**Objective**
Quote the data below in full, please, without altering anything.

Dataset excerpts
----

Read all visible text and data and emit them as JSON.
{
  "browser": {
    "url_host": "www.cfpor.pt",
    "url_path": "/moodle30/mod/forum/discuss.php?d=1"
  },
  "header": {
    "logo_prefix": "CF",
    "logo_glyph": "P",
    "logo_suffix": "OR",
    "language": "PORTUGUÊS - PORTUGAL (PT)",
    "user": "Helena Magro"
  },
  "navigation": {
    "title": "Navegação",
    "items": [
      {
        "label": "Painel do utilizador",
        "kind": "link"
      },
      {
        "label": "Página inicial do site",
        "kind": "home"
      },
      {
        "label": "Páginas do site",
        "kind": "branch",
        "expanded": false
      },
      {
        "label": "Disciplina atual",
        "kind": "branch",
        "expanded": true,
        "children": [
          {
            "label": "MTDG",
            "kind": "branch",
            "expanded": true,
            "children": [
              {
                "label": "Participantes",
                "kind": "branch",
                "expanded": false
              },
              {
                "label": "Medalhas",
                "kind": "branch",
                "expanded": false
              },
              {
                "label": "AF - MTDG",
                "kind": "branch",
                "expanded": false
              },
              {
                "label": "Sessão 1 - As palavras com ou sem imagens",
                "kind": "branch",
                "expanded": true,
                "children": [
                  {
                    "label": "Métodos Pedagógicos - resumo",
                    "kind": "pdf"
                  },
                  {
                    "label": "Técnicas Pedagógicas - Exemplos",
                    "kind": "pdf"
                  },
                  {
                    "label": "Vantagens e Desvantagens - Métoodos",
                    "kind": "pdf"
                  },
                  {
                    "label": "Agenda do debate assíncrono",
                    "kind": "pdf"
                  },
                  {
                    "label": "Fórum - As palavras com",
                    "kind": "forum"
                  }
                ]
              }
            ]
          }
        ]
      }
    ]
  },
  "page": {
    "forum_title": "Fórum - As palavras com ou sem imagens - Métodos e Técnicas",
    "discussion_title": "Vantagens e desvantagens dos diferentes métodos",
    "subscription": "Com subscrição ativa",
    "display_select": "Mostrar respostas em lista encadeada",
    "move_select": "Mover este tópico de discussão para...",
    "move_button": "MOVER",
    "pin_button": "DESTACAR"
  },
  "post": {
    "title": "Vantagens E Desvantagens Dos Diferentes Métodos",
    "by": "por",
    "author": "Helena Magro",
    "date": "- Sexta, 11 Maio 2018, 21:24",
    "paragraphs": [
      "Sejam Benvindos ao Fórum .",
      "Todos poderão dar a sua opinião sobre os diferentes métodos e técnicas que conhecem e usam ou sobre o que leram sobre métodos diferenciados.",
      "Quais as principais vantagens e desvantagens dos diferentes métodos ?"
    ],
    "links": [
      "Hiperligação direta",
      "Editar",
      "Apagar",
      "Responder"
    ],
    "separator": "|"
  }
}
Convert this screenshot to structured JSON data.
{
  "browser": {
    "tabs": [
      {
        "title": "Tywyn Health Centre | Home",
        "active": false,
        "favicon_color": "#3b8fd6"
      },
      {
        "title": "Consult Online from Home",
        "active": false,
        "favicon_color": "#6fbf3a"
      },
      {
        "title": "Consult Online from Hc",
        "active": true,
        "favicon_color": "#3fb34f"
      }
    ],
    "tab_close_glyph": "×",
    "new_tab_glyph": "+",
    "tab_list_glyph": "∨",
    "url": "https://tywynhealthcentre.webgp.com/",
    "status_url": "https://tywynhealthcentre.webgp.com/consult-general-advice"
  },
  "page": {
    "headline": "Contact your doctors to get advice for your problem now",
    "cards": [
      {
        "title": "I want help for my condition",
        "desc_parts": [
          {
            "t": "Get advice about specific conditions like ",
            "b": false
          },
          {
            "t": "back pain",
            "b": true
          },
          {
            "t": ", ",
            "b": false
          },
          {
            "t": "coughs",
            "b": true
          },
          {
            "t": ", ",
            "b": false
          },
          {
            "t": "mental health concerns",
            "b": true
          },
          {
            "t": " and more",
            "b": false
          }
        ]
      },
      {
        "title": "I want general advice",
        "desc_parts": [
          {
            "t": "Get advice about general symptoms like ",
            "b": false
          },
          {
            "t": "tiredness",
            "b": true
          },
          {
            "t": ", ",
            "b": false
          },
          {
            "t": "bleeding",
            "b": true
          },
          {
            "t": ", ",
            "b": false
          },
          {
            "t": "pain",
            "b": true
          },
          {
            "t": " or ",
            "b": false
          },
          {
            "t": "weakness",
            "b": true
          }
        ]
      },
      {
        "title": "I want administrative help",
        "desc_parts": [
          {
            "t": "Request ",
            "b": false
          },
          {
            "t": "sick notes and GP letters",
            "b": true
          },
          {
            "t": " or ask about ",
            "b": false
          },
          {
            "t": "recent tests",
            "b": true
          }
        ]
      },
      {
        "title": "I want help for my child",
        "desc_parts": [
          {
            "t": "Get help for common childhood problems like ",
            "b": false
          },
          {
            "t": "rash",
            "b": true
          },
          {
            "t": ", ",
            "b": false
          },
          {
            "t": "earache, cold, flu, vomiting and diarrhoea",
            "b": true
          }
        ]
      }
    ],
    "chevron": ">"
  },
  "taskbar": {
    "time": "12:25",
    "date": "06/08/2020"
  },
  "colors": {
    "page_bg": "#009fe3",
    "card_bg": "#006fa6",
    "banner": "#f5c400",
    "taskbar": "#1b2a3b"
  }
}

----

**Solved problem**
Read all visible text and data and emit them as JSON.
{
  "browser": {
    "url_host": "www.cfpor.pt",
    "url_path": "/moodle30/mod/forum/discuss.php?d=1"
  },
  "header": {
    "logo_prefix": "CF",
    "logo_glyph": "P",
    "logo_suffix": "OR",
    "language": "PORTUGUÊS - PORTUGAL (PT)",
    "user": "Helena Magro"
  },
  "navigation": {
    "title": "Navegação",
    "items": [
      {
        "label": "Painel do utilizador",
        "kind": "link"
      },
      {
        "label": "Página inicial do site",
        "kind": "home"
      },
      {
        "label": "Páginas do site",
        "kind": "branch",
        "expanded": false
      },
      {
        "label": "Disciplina atual",
        "kind": "branch",
        "expanded": true,
        "children": [
          {
            "label": "MTDG",
            "kind": "branch",
            "expanded": true,
            "children": [
              {
                "label": "Participantes",
                "kind": "branch",
                "expanded": false
              },
              {
                "label": "Medalhas",
                "kind": "branch",
                "expanded": false
              },
              {
                "label": "AF - MTDG",
                "kind": "branch",
                "expanded": false
              },
              {
                "label": "Sessão 1 - As palavras com ou sem imagens",
                "kind": "branch",
                "expanded": true,
                "children": [
                  {
                    "label": "Métodos Pedagógicos - resumo",
                    "kind": "pdf"
                  },
                  {
                    "label": "Técnicas Pedagógicas - Exemplos",
                    "kind": "pdf"
                  },
                  {
                    "label": "Vantagens e Desvantagens - Métoodos",
                    "kind": "pdf"
                  },
                  {
                    "label": "Agenda do debate assíncrono",
                    "kind": "pdf"
                  },
                  {
                    "label": "Fórum - As palavras com",
                    "kind": "forum"
                  }
                ]
              }
            ]
          }
        ]
      }
    ]
  },
  "page": {
    "forum_title": "Fórum - As palavras com ou sem imagens - Métodos e Técnicas",
    "discussion_title": "Vantagens e desvantagens dos diferentes métodos",
    "subscription": "Com subscrição ativa",
    "display_select": "Mostrar respostas em lista encadeada",
    "move_select": "Mover este tópico de discussão para...",
    "move_button": "MOVER",
    "pin_button": "DESTACAR"
  },
  "post": {
    "title": "Vantagens E Desvantagens Dos Diferentes Métodos",
    "by": "por",
    "author": "Helena Magro",
    "date": "- Sexta, 11 Maio 2018, 21:24",
    "paragraphs": [
      "Sejam Benvindos ao Fórum .",
      "Todos poderão dar a sua opinião sobre os diferentes métodos e técnicas que conhecem e usam ou sobre o que leram sobre métodos diferenciados.",
      "Quais as principais vantagens e desvantagens dos diferentes métodos ?"
    ],
    "links": [
      "Hiperligação direta",
      "Editar",
      "Apagar",
      "Responder"
    ],
    "separator": "|"
  }
}
Convert this screenshot to structured JSON data.
{
  "browser": {
    "tabs": [
      {
        "title": "Tywyn Health Centre | Home",
        "active": false,
        "favicon_color": "#3b8fd6"
      },
      {
        "title": "Consult Online from Home",
        "active": false,
        "favicon_color": "#6fbf3a"
      },
      {
        "title": "Consult Online from Hc",
        "active": true,
        "favicon_color": "#3fb34f"
      }
    ],
    "tab_close_glyph": "×",
    "new_tab_glyph": "+",
    "tab_list_glyph": "∨",
    "url": "https://tywynhealthcentre.webgp.com/",
    "status_url": "https://tywynhealthcentre.webgp.com/consult-general-advice"
  },
  "page": {
    "headline": "Contact your doctors to get advice for your problem now",
    "cards": [
      {
        "title": "I want help for my condition",
        "desc_parts": [
          {
            "t": "Get advice about specific conditions like ",
            "b": false
          },
          {
            "t": "back pain",
            "b": true
          },
          {
            "t": ", ",
            "b": false
          },
          {
            "t": "coughs",
            "b": true
          },
          {
            "t": ", ",
            "b": false
          },
          {
            "t": "mental health concerns",
            "b": true
          },
          {
            "t": " and more",
            "b": false
          }
        ]
      },
      {
        "title": "I want general advice",
        "desc_parts": [
          {
            "t": "Get advice about general symptoms like ",
            "b": false
          },
          {
            "t": "tiredness",
            "b": true
          },
          {
            "t": ", ",
            "b": false
          },
          {
            "t": "bleeding",
            "b": true
          },
          {
            "t": ", ",
            "b": false
          },
          {
            "t": "pain",
            "b": true
          },
          {
            "t": " or ",
            "b": false
          },
          {
            "t": "weakness",
            "b": true
          }
        ]
      },
      {
        "title": "I want administrative help",
        "desc_parts": [
          {
            "t": "Request ",
            "b": false
          },
          {
            "t": "sick notes and GP letters",
            "b": true
          },
          {
            "t": " or ask about ",
            "b": false
          },
          {
            "t": "recent tests",
            "b": true
          }
        ]
      },
      {
        "title": "I want help for my child",
        "desc_parts": [
          {
            "t": "Get help for common childhood problems like ",
            "b": false
          },
          {
            "t": "rash",
            "b": true
          },
          {
            "t": ", ",
            "b": false
          },
          {
            "t": "earache, cold, flu, vomiting and diarrhoea",
            "b": true
          }
        ]
      }
    ],
    "chevron": ">"
  },
  "taskbar": {
    "time": "12:25",
    "date": "06/08/2020"
  },
  "colors": {
    "page_bg": "#009fe3",
    "card_bg": "#006fa6",
    "banner": "#f5c400",
    "taskbar": "#1b2a3b"
  }
}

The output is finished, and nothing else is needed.